§ Your goal
Go through the listing below and gather every line with the word "对关键语句的作用进行提问".

###

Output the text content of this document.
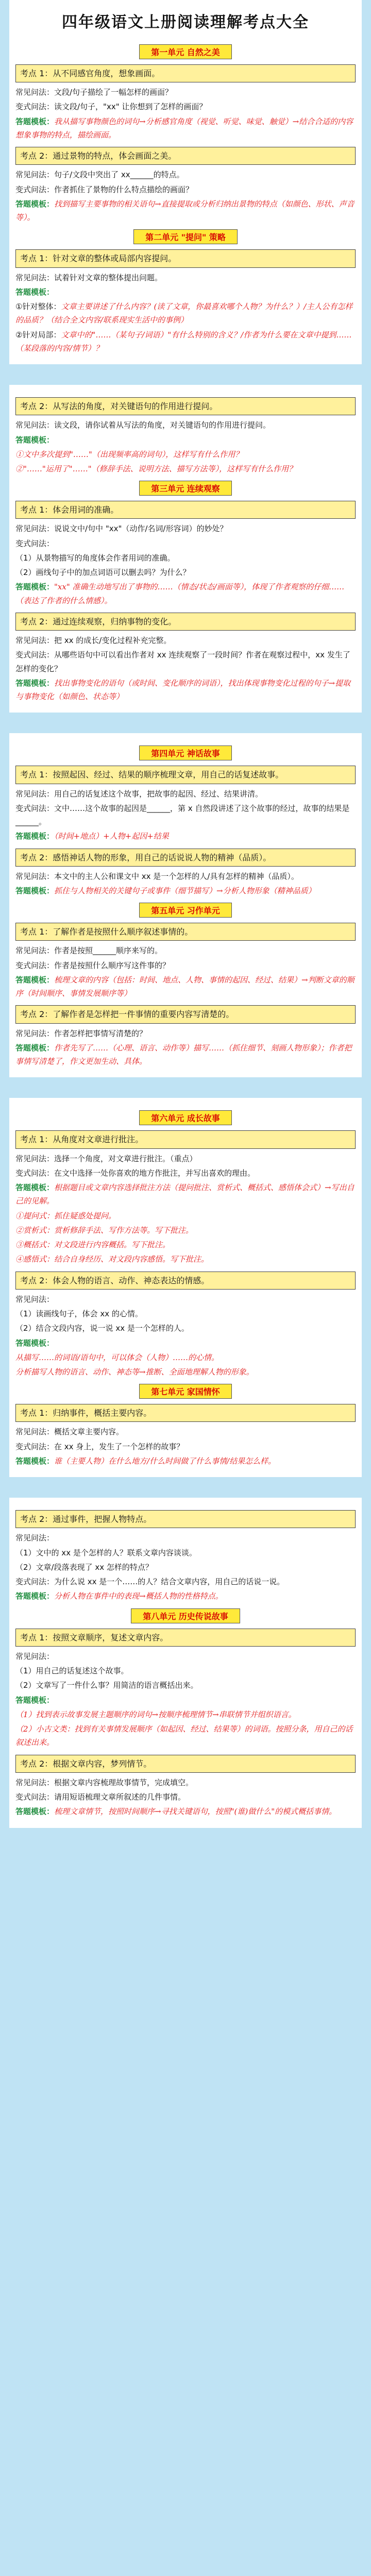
四年级语文上册阅读理解考点大全
第一单元 自然之美
考点 1：从不同感官角度，想象画面。
常见问法：文段/句子描绘了一幅怎样的画面？
变式问法：读文段/句子，"xx" 让你想到了怎样的画面？
答题模板：我从描写事物颜色的词句→分析感官角度（视觉、听觉、味觉、触觉）→结合合适的内容想象事物的特点，描绘画面。
考点 2：通过景物的特点，体会画面之美。
常见问法：句子/文段中突出了 xx______的特点。
变式问法：作者抓住了景物的什么特点描绘的画面？
答题模板：找到描写主要事物的相关语句→直接提取或分析归纳出景物的特点（如颜色、形状、声音等）。
第二单元 "提问" 策略
考点 1：针对文章的整体或局部内容提问。
常见问法：试着针对文章的整体提出问题。
答题模板：
①针对整体：文章主要讲述了什么内容？(读了文章，你最喜欢哪个人物？为什么？）/主人公有怎样的品质？（结合全文内容/联系现实生活中的事例）
②针对局部：文章中的"……（某句子/词语）"有什么特别的含义？/作者为什么要在文章中提到……（某段落的内容/情节）？
考点 2：从写法的角度，对关键语句的作用进行提问。
常见问法：读文段，请你试着从写法的角度，对关键语句的作用进行提问。
答题模板：
①文中多次提到"……"（出现频率高的词句），这样写有什么作用？
②"……"运用了"……"（修辞手法、说明方法、描写方法等），这样写有什么作用？
第三单元 连续观察
考点 1：体会用词的准确。
常见问法：说说文中/句中 "xx"（动作/名词/形容词）的妙处？
变式问法：
（1）从景物描写的角度体会作者用词的准确。
（2）画线句子中的加点词语可以删去吗？为什么？
答题模板："xx" 准确生动地写出了事物的……（情态/状态/画面等），体现了作者观察的仔细……（表达了作者的什么情感）。
考点 2：通过连续观察，归纳事物的变化。
常见问法：把 xx 的成长/变化过程补充完整。
变式问法：从哪些语句中可以看出作者对 xx 连续观察了一段时间？作者在观察过程中，xx 发生了怎样的变化？
答题模板：找出事物变化的语句（或时间、变化顺序的词语），找出体现事物变化过程的句子→提取与事物变化（如颜色、状态等）
第四单元 神话故事
考点 1：按照起因、经过、结果的顺序梳理文章，用自己的话复述故事。
常见问法：用自己的话复述这个故事，把故事的起因、经过、结果讲清。
变式问法：文中……这个故事的起因是______，第 x 自然段讲述了这个故事的经过，故事的结果是______。
答题模板：（时间+地点）+人物+起因+结果
考点 2：感悟神话人物的形象，用自己的话说说人物的精神（品质）。
常见问法：本文中的主人公和课文中 xx 是一个怎样的人/具有怎样的精神（品质）。
答题模板：抓住与人物相关的关键句子或事件（细节描写）→分析人物形象（精神品质）
第五单元 习作单元
考点 1：了解作者是按照什么顺序叙述事情的。
常见问法：作者是按照______顺序来写的。
变式问法：作者是按照什么顺序写这件事的？
答题模板：梳理文章的内容（包括：时间、地点、人物、事情的起因、经过、结果）→判断文章的顺序（时间顺序、事情发展顺序等）
考点 2：了解作者是怎样把一件事情的重要内容写清楚的。
常见问法：作者怎样把事情写清楚的？
答题模板：作者先写了……（心理、语言、动作等）描写……（抓住细节、刻画人物形象）；作者把事情写清楚了，作文更加生动、具体。
第六单元 成长故事
考点 1：从角度对文章进行批注。
常见问法：选择一个角度，对文章进行批注。（重点）
变式问法：在文中选择一处你喜欢的地方作批注，并写出喜欢的理由。
答题模板：根据题目或文章内容选择批注方法（提问批注、赏析式、概括式、感悟体会式）→写出自己的见解。
①提问式：抓住疑惑处提问。
②赏析式：赏析修辞手法、写作方法等。写下批注。
③概括式：对文段进行内容概括。写下批注。
④感悟式：结合自身经历、对文段内容感悟。写下批注。
考点 2：体会人物的语言、动作、神态表达的情感。
常见问法：
（1）读画线句子，体会 xx 的心情。
（2）结合文段内容，说一说 xx 是一个怎样的人。
答题模板：
从描写……的词语/语句中，可以体会（人物）……的心情。
分析描写人物的语言、动作、神态等→推断、全面地理解人物的形象。
第七单元 家国情怀
考点 1：归纳事件，概括主要内容。
常见问法：概括文章主要内容。
变式问法：在 xx 身上，发生了一个怎样的故事？
答题模板：谁（主要人物）在什么地方/什么时间做了什么事情/结果怎么样。
考点 2：通过事件，把握人物特点。
常见问法：
（1）文中的 xx 是个怎样的人？联系文章内容谈谈。
（2）文章/段落表现了 xx 怎样的特点？
变式问法：为什么说 xx 是一个……的人？结合文章内容，用自己的话说一说。
答题模板：分析人物在事件中的表现→概括人物的性格特点。
第八单元 历史传说故事
考点 1：按照文章顺序，复述文章内容。
常见问法：
（1）用自己的话复述这个故事。
（2）文章写了一件什么事？用简洁的语言概括出来。
答题模板：
（1）找到表示故事发展主题顺序的词句→按顺序梳理情节→串联情节并组织语言。
（2）小古文类：找到有关事情发展顺序（如起因、经过、结果等）的词语。按照分条，用自己的话叙述出来。
考点 2：根据文章内容，梦列情节。
常见问法：根据文章内容梳理故事情节，完成填空。
变式问法：请用短语梳理文章所叙述的几件事情。
答题模板：梳理文章情节，按照时间顺序→寻找关键语句，按照"(谁)做什么"的模式概括事情。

###

§ Exercise response
考点 2：从写法的角度，对关键语句的作用进行提问。
常见问法：读文段，请你试着从写法的角度，对关键语句的作用进行提问。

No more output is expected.